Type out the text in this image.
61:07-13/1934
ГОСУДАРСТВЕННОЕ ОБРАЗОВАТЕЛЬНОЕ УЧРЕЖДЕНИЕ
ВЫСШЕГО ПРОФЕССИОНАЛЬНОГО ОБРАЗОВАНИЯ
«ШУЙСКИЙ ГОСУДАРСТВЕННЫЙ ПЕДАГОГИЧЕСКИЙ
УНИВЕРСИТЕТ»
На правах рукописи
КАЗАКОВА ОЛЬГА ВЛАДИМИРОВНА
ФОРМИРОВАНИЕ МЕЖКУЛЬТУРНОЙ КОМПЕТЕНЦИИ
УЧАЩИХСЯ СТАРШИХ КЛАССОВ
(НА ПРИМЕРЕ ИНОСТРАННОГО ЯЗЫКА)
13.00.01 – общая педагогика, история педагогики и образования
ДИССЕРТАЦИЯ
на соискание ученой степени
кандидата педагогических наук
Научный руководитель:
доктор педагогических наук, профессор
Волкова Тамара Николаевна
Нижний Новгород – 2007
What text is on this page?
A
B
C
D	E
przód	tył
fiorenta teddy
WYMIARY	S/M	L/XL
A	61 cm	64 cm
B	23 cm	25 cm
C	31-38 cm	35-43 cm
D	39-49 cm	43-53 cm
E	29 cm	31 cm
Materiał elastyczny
----------------------------------------
# [Work required]
Using the listing above, pull out all lines that hold the word "this".

# [The result]
Type out the text in this image.
What text is on this page?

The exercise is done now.